= Exercise details =
Repeat the whole listing exactly.

┏━━

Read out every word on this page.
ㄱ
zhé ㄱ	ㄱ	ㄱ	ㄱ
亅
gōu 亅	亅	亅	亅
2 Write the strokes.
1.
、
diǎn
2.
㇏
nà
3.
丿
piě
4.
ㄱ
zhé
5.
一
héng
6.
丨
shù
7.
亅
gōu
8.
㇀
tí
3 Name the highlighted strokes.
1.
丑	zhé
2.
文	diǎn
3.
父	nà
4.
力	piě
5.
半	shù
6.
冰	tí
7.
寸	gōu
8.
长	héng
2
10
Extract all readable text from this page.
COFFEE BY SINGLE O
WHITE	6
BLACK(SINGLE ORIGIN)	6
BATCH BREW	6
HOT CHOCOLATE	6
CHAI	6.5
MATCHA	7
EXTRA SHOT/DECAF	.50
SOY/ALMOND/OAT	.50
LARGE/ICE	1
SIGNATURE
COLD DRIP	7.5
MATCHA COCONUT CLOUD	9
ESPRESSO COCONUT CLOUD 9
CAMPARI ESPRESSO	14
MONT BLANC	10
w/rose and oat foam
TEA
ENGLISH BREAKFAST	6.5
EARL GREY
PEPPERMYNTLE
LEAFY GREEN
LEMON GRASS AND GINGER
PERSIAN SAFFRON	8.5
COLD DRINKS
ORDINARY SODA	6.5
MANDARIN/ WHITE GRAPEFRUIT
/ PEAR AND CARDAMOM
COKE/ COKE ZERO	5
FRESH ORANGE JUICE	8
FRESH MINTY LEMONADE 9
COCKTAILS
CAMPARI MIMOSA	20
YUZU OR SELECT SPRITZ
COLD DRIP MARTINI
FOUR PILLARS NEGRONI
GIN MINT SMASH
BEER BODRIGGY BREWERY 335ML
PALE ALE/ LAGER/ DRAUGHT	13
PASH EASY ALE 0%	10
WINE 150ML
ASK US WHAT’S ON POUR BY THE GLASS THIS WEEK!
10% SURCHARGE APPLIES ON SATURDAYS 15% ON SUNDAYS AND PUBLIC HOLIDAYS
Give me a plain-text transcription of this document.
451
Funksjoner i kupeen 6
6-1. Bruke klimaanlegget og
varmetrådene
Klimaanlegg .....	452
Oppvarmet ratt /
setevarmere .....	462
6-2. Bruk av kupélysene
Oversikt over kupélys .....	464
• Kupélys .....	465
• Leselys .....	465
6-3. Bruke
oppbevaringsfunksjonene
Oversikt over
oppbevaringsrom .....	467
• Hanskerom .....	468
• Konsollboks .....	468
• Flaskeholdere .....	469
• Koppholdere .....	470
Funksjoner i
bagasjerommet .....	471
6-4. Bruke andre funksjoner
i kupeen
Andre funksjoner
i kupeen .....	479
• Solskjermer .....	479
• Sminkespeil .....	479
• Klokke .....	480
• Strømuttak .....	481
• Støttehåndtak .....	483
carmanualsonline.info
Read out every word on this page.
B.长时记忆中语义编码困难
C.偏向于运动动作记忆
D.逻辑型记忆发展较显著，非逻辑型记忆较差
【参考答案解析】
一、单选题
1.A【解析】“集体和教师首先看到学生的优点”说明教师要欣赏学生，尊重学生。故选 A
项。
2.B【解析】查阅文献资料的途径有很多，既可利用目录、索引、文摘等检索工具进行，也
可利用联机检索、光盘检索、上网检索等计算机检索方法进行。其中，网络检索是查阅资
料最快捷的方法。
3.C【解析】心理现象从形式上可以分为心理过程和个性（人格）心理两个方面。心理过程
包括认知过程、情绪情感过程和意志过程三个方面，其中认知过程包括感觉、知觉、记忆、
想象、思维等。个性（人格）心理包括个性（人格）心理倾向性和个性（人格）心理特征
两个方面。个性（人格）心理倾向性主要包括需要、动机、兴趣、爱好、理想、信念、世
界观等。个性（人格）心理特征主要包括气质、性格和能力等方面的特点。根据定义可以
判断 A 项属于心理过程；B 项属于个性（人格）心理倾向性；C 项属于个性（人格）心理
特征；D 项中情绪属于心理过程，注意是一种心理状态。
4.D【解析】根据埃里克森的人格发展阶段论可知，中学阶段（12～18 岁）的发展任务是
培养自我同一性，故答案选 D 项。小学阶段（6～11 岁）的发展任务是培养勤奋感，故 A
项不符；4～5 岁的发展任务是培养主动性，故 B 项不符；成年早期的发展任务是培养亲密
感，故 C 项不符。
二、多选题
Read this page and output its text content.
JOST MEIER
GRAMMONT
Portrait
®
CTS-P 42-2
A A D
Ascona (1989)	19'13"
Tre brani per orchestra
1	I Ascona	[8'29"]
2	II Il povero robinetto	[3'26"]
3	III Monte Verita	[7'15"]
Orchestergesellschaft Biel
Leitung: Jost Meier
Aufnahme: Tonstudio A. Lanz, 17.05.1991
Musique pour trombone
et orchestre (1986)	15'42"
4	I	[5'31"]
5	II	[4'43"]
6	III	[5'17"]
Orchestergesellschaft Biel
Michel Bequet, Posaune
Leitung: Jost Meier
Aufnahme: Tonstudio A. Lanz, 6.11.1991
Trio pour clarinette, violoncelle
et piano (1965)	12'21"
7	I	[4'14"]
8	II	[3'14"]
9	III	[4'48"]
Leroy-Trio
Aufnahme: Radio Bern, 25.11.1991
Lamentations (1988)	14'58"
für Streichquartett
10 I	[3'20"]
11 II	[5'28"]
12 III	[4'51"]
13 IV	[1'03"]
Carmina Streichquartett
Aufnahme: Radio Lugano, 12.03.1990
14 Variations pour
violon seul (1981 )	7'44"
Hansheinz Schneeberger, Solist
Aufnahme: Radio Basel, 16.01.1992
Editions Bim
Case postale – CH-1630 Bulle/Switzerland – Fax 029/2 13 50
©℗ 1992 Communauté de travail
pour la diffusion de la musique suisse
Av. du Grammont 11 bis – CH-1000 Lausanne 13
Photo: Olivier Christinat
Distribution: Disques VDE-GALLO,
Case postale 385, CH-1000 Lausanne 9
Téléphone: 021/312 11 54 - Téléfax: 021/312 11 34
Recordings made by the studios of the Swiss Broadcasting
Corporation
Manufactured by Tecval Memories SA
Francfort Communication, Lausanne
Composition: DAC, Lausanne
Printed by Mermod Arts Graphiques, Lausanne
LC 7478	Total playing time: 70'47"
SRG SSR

┗━━

= The output =
Read out every word on this page.
ㄱ
zhé ㄱ	ㄱ	ㄱ	ㄱ
亅
gōu 亅	亅	亅	亅
2 Write the strokes.
1.
、
diǎn
2.
㇏
nà
3.
丿
piě
4.
ㄱ
zhé
5.
一
héng
6.
丨
shù
7.
亅
gōu
8.
㇀
tí
3 Name the highlighted strokes.
1.
丑	zhé
2.
文	diǎn
3.
父	nà
4.
力	piě
5.
半	shù
6.
冰	tí
7.
寸	gōu
8.
长	héng
2
10
Extract all readable text from this page.
COFFEE BY SINGLE O
WHITE	6
BLACK(SINGLE ORIGIN)	6
BATCH BREW	6
HOT CHOCOLATE	6
CHAI	6.5
MATCHA	7
EXTRA SHOT/DECAF	.50
SOY/ALMOND/OAT	.50
LARGE/ICE	1
SIGNATURE
COLD DRIP	7.5
MATCHA COCONUT CLOUD	9
ESPRESSO COCONUT CLOUD 9
CAMPARI ESPRESSO	14
MONT BLANC	10
w/rose and oat foam
TEA
ENGLISH BREAKFAST	6.5
EARL GREY
PEPPERMYNTLE
LEAFY GREEN
LEMON GRASS AND GINGER
PERSIAN SAFFRON	8.5
COLD DRINKS
ORDINARY SODA	6.5
MANDARIN/ WHITE GRAPEFRUIT
/ PEAR AND CARDAMOM
COKE/ COKE ZERO	5
FRESH ORANGE JUICE	8
FRESH MINTY LEMONADE 9
COCKTAILS
CAMPARI MIMOSA	20
YUZU OR SELECT SPRITZ
COLD DRIP MARTINI
FOUR PILLARS NEGRONI
GIN MINT SMASH
BEER BODRIGGY BREWERY 335ML
PALE ALE/ LAGER/ DRAUGHT	13
PASH EASY ALE 0%	10
WINE 150ML
ASK US WHAT’S ON POUR BY THE GLASS THIS WEEK!
10% SURCHARGE APPLIES ON SATURDAYS 15% ON SUNDAYS AND PUBLIC HOLIDAYS
Give me a plain-text transcription of this document.
451
Funksjoner i kupeen 6
6-1. Bruke klimaanlegget og
varmetrådene
Klimaanlegg .....	452
Oppvarmet ratt /
setevarmere .....	462
6-2. Bruk av kupélysene
Oversikt over kupélys .....	464
• Kupélys .....	465
• Leselys .....	465
6-3. Bruke
oppbevaringsfunksjonene
Oversikt over
oppbevaringsrom .....	467
• Hanskerom .....	468
• Konsollboks .....	468
• Flaskeholdere .....	469
• Koppholdere .....	470
Funksjoner i
bagasjerommet .....	471
6-4. Bruke andre funksjoner
i kupeen
Andre funksjoner
i kupeen .....	479
• Solskjermer .....	479
• Sminkespeil .....	479
• Klokke .....	480
• Strømuttak .....	481
• Støttehåndtak .....	483
carmanualsonline.info
Read out every word on this page.
B.长时记忆中语义编码困难
C.偏向于运动动作记忆
D.逻辑型记忆发展较显著，非逻辑型记忆较差
【参考答案解析】
一、单选题
1.A【解析】“集体和教师首先看到学生的优点”说明教师要欣赏学生，尊重学生。故选 A
项。
2.B【解析】查阅文献资料的途径有很多，既可利用目录、索引、文摘等检索工具进行，也
可利用联机检索、光盘检索、上网检索等计算机检索方法进行。其中，网络检索是查阅资
料最快捷的方法。
3.C【解析】心理现象从形式上可以分为心理过程和个性（人格）心理两个方面。心理过程
包括认知过程、情绪情感过程和意志过程三个方面，其中认知过程包括感觉、知觉、记忆、
想象、思维等。个性（人格）心理包括个性（人格）心理倾向性和个性（人格）心理特征
两个方面。个性（人格）心理倾向性主要包括需要、动机、兴趣、爱好、理想、信念、世
界观等。个性（人格）心理特征主要包括气质、性格和能力等方面的特点。根据定义可以
判断 A 项属于心理过程；B 项属于个性（人格）心理倾向性；C 项属于个性（人格）心理
特征；D 项中情绪属于心理过程，注意是一种心理状态。
4.D【解析】根据埃里克森的人格发展阶段论可知，中学阶段（12～18 岁）的发展任务是
培养自我同一性，故答案选 D 项。小学阶段（6～11 岁）的发展任务是培养勤奋感，故 A
项不符；4～5 岁的发展任务是培养主动性，故 B 项不符；成年早期的发展任务是培养亲密
感，故 C 项不符。
二、多选题
Read this page and output its text content.
JOST MEIER
GRAMMONT
Portrait
®
CTS-P 42-2
A A D
Ascona (1989)	19'13"
Tre brani per orchestra
1	I Ascona	[8'29"]
2	II Il povero robinetto	[3'26"]
3	III Monte Verita	[7'15"]
Orchestergesellschaft Biel
Leitung: Jost Meier
Aufnahme: Tonstudio A. Lanz, 17.05.1991
Musique pour trombone
et orchestre (1986)	15'42"
4	I	[5'31"]
5	II	[4'43"]
6	III	[5'17"]
Orchestergesellschaft Biel
Michel Bequet, Posaune
Leitung: Jost Meier
Aufnahme: Tonstudio A. Lanz, 6.11.1991
Trio pour clarinette, violoncelle
et piano (1965)	12'21"
7	I	[4'14"]
8	II	[3'14"]
9	III	[4'48"]
Leroy-Trio
Aufnahme: Radio Bern, 25.11.1991
Lamentations (1988)	14'58"
für Streichquartett
10 I	[3'20"]
11 II	[5'28"]
12 III	[4'51"]
13 IV	[1'03"]
Carmina Streichquartett
Aufnahme: Radio Lugano, 12.03.1990
14 Variations pour
violon seul (1981 )	7'44"
Hansheinz Schneeberger, Solist
Aufnahme: Radio Basel, 16.01.1992
Editions Bim
Case postale – CH-1630 Bulle/Switzerland – Fax 029/2 13 50
©℗ 1992 Communauté de travail
pour la diffusion de la musique suisse
Av. du Grammont 11 bis – CH-1000 Lausanne 13
Photo: Olivier Christinat
Distribution: Disques VDE-GALLO,
Case postale 385, CH-1000 Lausanne 9
Téléphone: 021/312 11 54 - Téléfax: 021/312 11 34
Recordings made by the studios of the Swiss Broadcasting
Corporation
Manufactured by Tecval Memories SA
Francfort Communication, Lausanne
Composition: DAC, Lausanne
Printed by Mermod Arts Graphiques, Lausanne
LC 7478	Total playing time: 70'47"
SRG SSR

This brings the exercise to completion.